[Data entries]
((

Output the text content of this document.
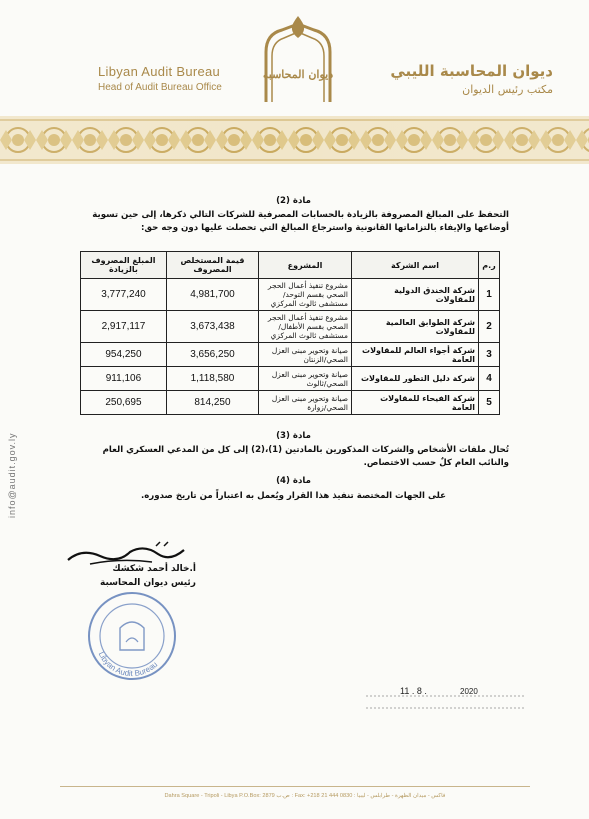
Libyan Audit Bureau
Head of Audit Bureau Office
ديوان المحاسبة	ديوان المحاسبة الليبي
مكتب رئيس الديوان
info@audit.gov.ly
مادة (2)
التحفظ على المبالغ المصروفة بالزيادة بالحسابات المصرفية للشركات التالي ذكرها، إلى حين تسوية أوضاعها والإيفاء بالتزاماتها القانونية واسترجاع المبالغ التي تحصلت عليها دون وجه حق:
ر.م	اسم الشركة	المشروع	قيمة المستخلص المصروف	المبلغ المصروف بالزيادة
1	شركة الخندق الدولية للمقاولات	مشروع تنفيذ أعمال الحجر الصحي بقسم التوحد/ مستشفى ثالوث المركزي	4,981,700	3,777,240
2	شركة الطوابق العالمية للمقاولات	مشروع تنفيذ أعمال الحجر الصحي بقسم الأطفال/ مستشفى ثالوث المركزي	3,673,438	2,917,117
3	شركة أجواء العالم للمقاولات العامة	صيانة وتحوير مبنى العزل الصحي/الزنتان	3,656,250	954,250
4	شركة دليل التطور للمقاولات	صيانة وتحوير مبنى العزل الصحي/ثالوث	1,118,580	911,106
5	شركة الفيحاء للمقاولات العامة	صيانة وتحوير مبنى العزل الصحي/زوارة	814,250	250,695
مادة (3)
تُحال ملفات الأشخاص والشركات المذكورين بالمادتين (1)،(2) إلى كل من المدعي العسكري العام والنائب العام كلٌ حسب الاختصاص.
مادة (4)
على الجهات المختصة تنفيذ هذا القرار ويُعمل به اعتباراً من تاريخ صدوره.
أ.خالد أحمد شكشك
رئيس ديوان المحاسبة
Libyan Audit Bureau
11 . 8 .	2020
Dahra Square - Tripoli - Libya P.O.Box: 2879 ص.ب : Fax: +218 21 444 0830 : فاكس - ميدان الظهرة - طرابلس - ليبيا
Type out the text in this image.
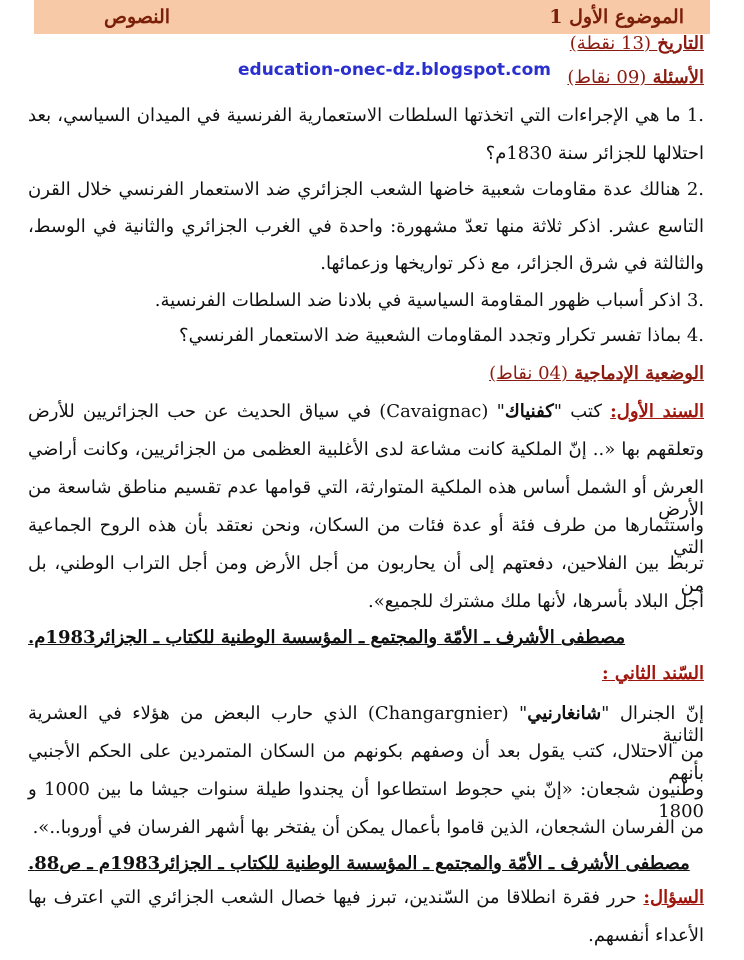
الموضوع الأول 1
النصوص
education-onec-dz.blogspot.com
التاريخ (13 نقطة)
الأسئلة (09 نقاط)
.1 ما هي الإجراءات التي اتخذتها السلطات الاستعمارية الفرنسية في الميدان السياسي، بعد
احتلالها للجزائر سنة 1830م؟
.2 هنالك عدة مقاومات شعبية خاضها الشعب الجزائري ضد الاستعمار الفرنسي خلال القرن
التاسع عشر. اذكر ثلاثة منها تعدّ مشهورة: واحدة في الغرب الجزائري والثانية في الوسط،
والثالثة في شرق الجزائر، مع ذكر تواريخها وزعمائها.
.3 اذكر أسباب ظهور المقاومة السياسية في بلادنا ضد السلطات الفرنسية.
.4 بماذا تفسر تكرار وتجدد المقاومات الشعبية ضد الاستعمار الفرنسي؟
الوضعية الإدماجية (04 نقاط)
السند الأول: كتب "كفنياك" (Cavaignac) في سياق الحديث عن حب الجزائريين للأرض
وتعلقهم بها «.. إنّ الملكية كانت مشاعة لدى الأغلبية العظمى من الجزائريين، وكانت أراضي
العرش أو الشمل أساس هذه الملكية المتوارثة، التي قوامها عدم تقسيم مناطق شاسعة من الأرض
واستثمارها من طرف فئة أو عدة فئات من السكان، ونحن نعتقد بأن هذه الروح الجماعية التي
تربط بين الفلاحين، دفعتهم إلى أن يحاربون من أجل الأرض ومن أجل التراب الوطني، بل من
أجل البلاد بأسرها، لأنها ملك مشترك للجميع».
مصطفى الأشرف ـ الأمّة والمجتمع ـ المؤسسة الوطنية للكتاب ـ الجزائر1983م.
السّند الثاني :
إنّ الجنرال "شانغارنيي" (Changargnier) الذي حارب البعض من هؤلاء في العشرية الثانية
من الاحتلال، كتب يقول بعد أن وصفهم بكونهم من السكان المتمردين على الحكم الأجنبي بأنهم
وطنيون شجعان: «إنّ بني حجوط استطاعوا أن يجندوا طيلة سنوات جيشا ما بين 1000 و 1800
من الفرسان الشجعان، الذين قاموا بأعمال يمكن أن يفتخر بها أشهر الفرسان في أوروبا..».
مصطفى الأشرف ـ الأمّة والمجتمع ـ المؤسسة الوطنية للكتاب ـ الجزائر1983م ـ ص88.
السؤال: حرر فقرة انطلاقا من السّندين، تبرز فيها خصال الشعب الجزائري التي اعترف بها
الأعداء أنفسهم.
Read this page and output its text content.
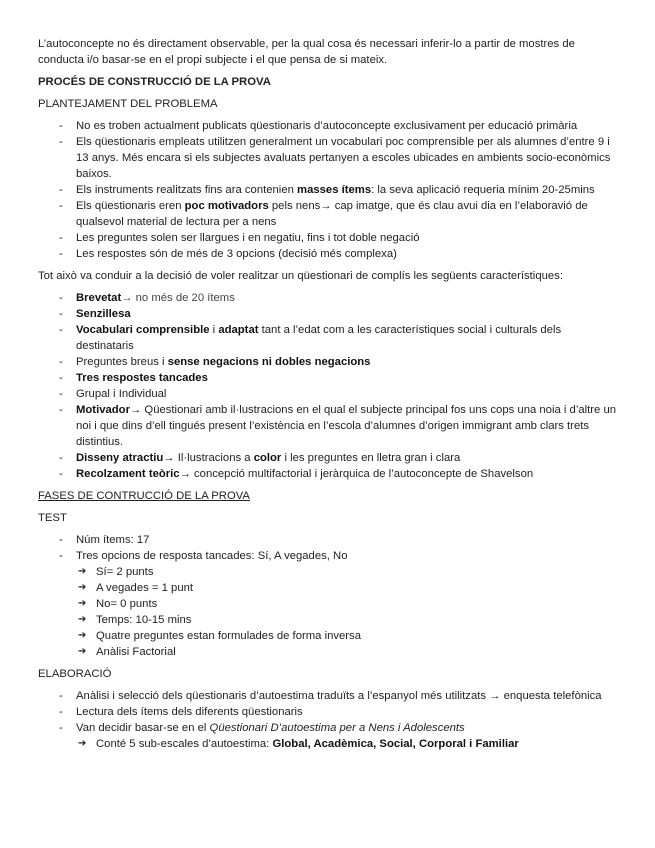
L’autoconcepte no és directament observable, per la qual cosa és necessari inferir-lo a partir de mostres de conducta i/o basar-se en el propi subjecte i el que pensa de si mateix.

PROCÉS DE CONSTRUCCIÓ DE LA PROVA

PLANTEJAMENT DEL PROBLEMA

- No es troben actualment publicats qüestionaris d’autoconcepte exclusivament per educació primària
- Els qüestionaris empleats utilitzen generalment un vocabulari poc comprensible per als alumnes d’entre 9 i 13 anys. Més encara si els subjectes avaluats pertanyen a escoles ubicades en ambients socio-econòmics baixos.
- Els instruments realitzats fins ara contenien masses ítems: la seva aplicació requeria mínim 20-25mins
- Els qüestionaris eren poc motivadors pels nens→ cap imatge, que és clau avui dia en l’elaboravió de qualsevol material de lectura per a nens
- Les preguntes solen ser llargues i en negatiu, fins i tot doble negació
- Les respostes són de més de 3 opcions (decisió més complexa)

Tot això va conduir a la decisió de voler realitzar un qüestionari de complís les següents característiques:

- Brevetat→ no més de 20 ítems
- Senzillesa
- Vocabulari comprensible i adaptat tant a l’edat com a les característiques social i culturals dels destinataris
- Preguntes breus i sense negacions ni dobles negacions
- Tres respostes tancades
- Grupal i Individual
- Motivador→ Qüestionari amb il·lustracions en el qual el subjecte principal fos uns cops una noia i d’altre un noi i que dins d’ell tingués present l’existència en l’escola d’alumnes d’origen immigrant amb clars trets distintius.
- Disseny atractiu→ Il·lustracions a color i les preguntes en lletra gran i clara
- Recolzament teòric→ concepció multifactorial i jeràrquica de l’autoconcepte de Shavelson

FASES DE CONTRUCCIÓ DE LA PROVA

TEST

- Núm ítems: 17
- Tres opcions de resposta tancades: Sí, A vegades, No
➔ Sí= 2 punts
➔ A vegades = 1 punt
➔ No= 0 punts
➔ Temps: 10-15 mins
➔ Quatre preguntes estan formulades de forma inversa
➔ Anàlisi Factorial

ELABORACIÓ

- Anàlisi i selecció dels qüestionaris d’autoestima traduïts a l’espanyol més utilitzats → enquesta telefònica
- Lectura dels ítems dels diferents qüestionaris
- Van decidir basar-se en el Qüestionari D’autoestima per a Nens i Adolescents
➔ Conté 5 sub-escales d’autoestima: Global, Acadèmica, Social, Corporal i Familiar
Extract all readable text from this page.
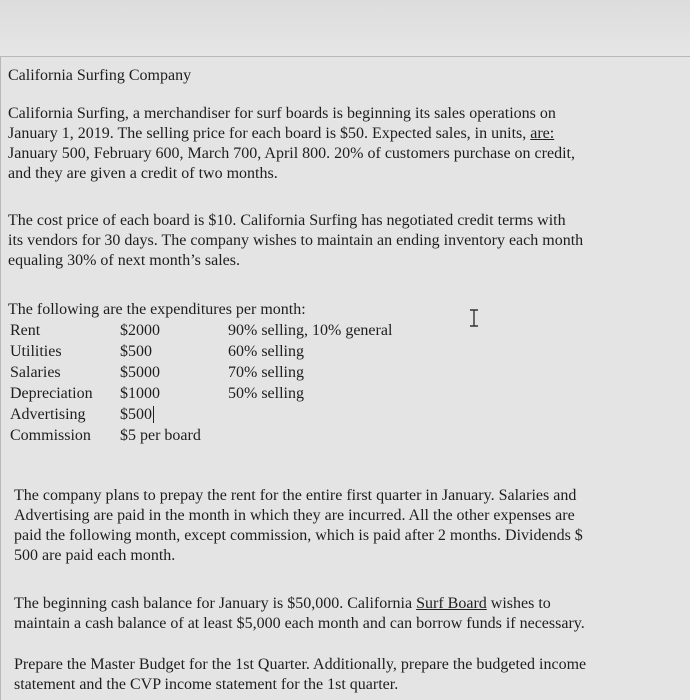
California Surfing Company

California Surfing, a merchandiser for surf boards is beginning its sales operations on

January 1, 2019. The selling price for each board is $50. Expected sales, in units, are:

January 500, February 600, March 700, April 800. 20% of customers purchase on credit,

and they are given a credit of two months.

The cost price of each board is $10. California Surfing has negotiated credit terms with

its vendors for 30 days. The company wishes to maintain an ending inventory each month

equaling 30% of next month’s sales.

The following are the expenditures per month:

Rent	$2000	90% selling, 10% general
Utilities	$500	60% selling
Salaries	$5000	70% selling
Depreciation	$1000	50% selling
Advertising	$500	
Commission	$5 per board	

The company plans to prepay the rent for the entire first quarter in January. Salaries and

Advertising are paid in the month in which they are incurred. All the other expenses are

paid the following month, except commission, which is paid after 2 months. Dividends $

500 are paid each month.

The beginning cash balance for January is $50,000. California Surf Board wishes to

maintain a cash balance of at least $5,000 each month and can borrow funds if necessary.

Prepare the Master Budget for the 1st Quarter. Additionally, prepare the budgeted income

statement and the CVP income statement for the 1st quarter.
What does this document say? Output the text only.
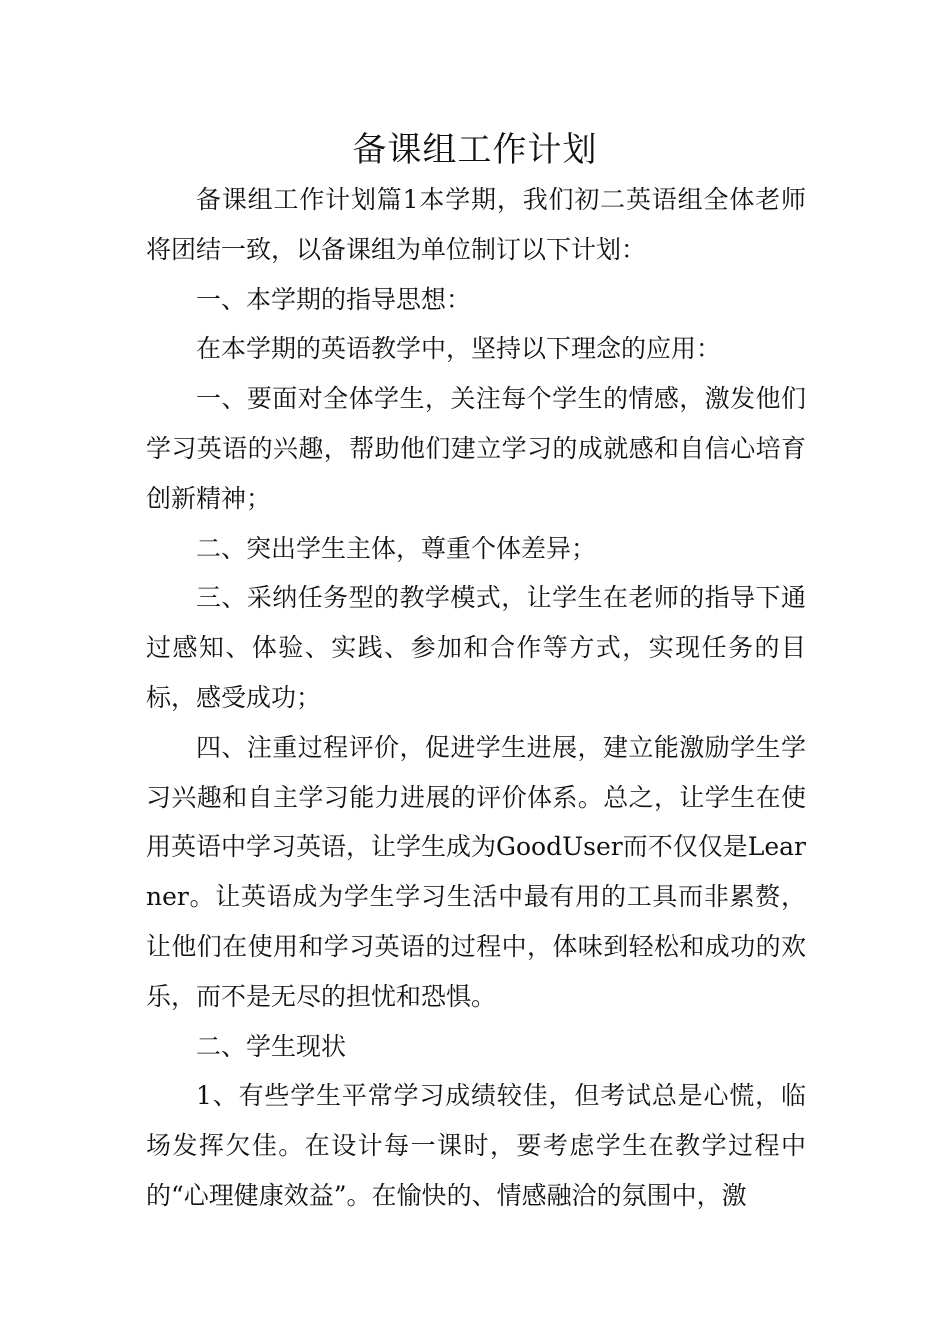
备课组工作计划

备课组工作计划篇1本学期，我们初二英语组全体老师将团结一致，以备课组为单位制订以下计划：

一、本学期的指导思想：

在本学期的英语教学中，坚持以下理念的应用：

一、要面对全体学生，关注每个学生的情感，激发他们学习英语的兴趣，帮助他们建立学习的成就感和自信心培育创新精神；

二、突出学生主体，尊重个体差异；

三、采纳任务型的教学模式，让学生在老师的指导下通过感知、体验、实践、参加和合作等方式，实现任务的目标，感受成功；

四、注重过程评价，促进学生进展，建立能激励学生学习兴趣和自主学习能力进展的评价体系。总之，让学生在使用英语中学习英语，让学生成为GoodUser而不仅仅是Learner。让英语成为学生学习生活中最有用的工具而非累赘，让他们在使用和学习英语的过程中，体味到轻松和成功的欢乐，而不是无尽的担忧和恐惧。

二、学生现状

1、有些学生平常学习成绩较佳，但考试总是心慌，临场发挥欠佳。在设计每一课时，要考虑学生在教学过程中的“心理健康效益”。在愉快的、情感融洽的氛围中，激
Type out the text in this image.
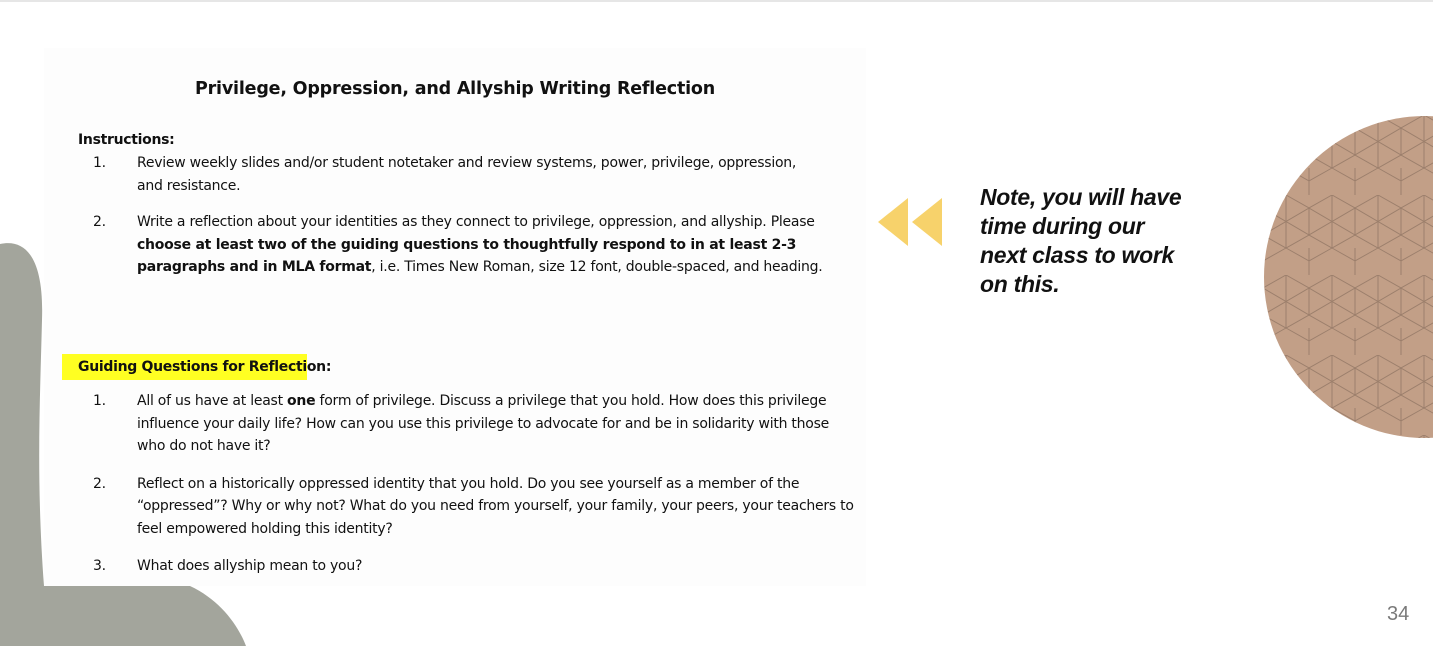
Privilege, Oppression, and Allyship Writing Reflection
Instructions:
1. Review weekly slides and/or student notetaker and review systems, power, privilege, oppression, and resistance.
2. Write a reflection about your identities as they connect to privilege, oppression, and allyship. Please choose at least two of the guiding questions to thoughtfully respond to in at least 2-3 paragraphs and in MLA format, i.e. Times New Roman, size 12 font, double-spaced, and heading.
Guiding Questions for Reflection:
1. All of us have at least one form of privilege. Discuss a privilege that you hold. How does this privilege influence your daily life? How can you use this privilege to advocate for and be in solidarity with those who do not have it?
2. Reflect on a historically oppressed identity that you hold. Do you see yourself as a member of the “oppressed”? Why or why not? What do you need from yourself, your family, your peers, your teachers to feel empowered holding this identity?
3. What does allyship mean to you?
Note, you will have
time during our
next class to work
on this.
34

))

Your instructions: Within the material above, find the lines that contain the word "vegades"; copy them.

Full output:
- Tres opcions de resposta tancades: Sí, A vegades, No
➔ A vegades = 1 punt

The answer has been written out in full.